» **What to do**
Only a number is wanted. Count the lines holding the string "text".

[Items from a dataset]
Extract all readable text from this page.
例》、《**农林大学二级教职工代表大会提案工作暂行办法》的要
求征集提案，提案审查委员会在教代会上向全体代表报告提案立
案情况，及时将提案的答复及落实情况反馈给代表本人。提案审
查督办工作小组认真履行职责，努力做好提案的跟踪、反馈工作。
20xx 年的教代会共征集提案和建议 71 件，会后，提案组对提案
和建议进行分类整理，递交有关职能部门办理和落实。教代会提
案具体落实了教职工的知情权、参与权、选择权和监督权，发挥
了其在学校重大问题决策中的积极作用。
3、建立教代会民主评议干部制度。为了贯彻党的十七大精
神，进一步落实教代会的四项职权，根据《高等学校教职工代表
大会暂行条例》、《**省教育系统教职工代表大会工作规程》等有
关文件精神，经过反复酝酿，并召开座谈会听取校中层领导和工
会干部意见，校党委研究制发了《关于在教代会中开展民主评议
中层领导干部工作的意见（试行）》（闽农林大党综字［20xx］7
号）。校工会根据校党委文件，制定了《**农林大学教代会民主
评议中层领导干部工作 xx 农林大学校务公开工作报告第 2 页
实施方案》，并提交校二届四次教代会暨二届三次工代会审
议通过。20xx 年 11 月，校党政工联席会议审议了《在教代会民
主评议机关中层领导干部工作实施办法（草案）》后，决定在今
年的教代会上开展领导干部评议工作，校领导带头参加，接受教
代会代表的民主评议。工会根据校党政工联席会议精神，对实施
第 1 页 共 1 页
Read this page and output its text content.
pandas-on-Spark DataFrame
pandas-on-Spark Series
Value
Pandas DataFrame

» **Answer**
2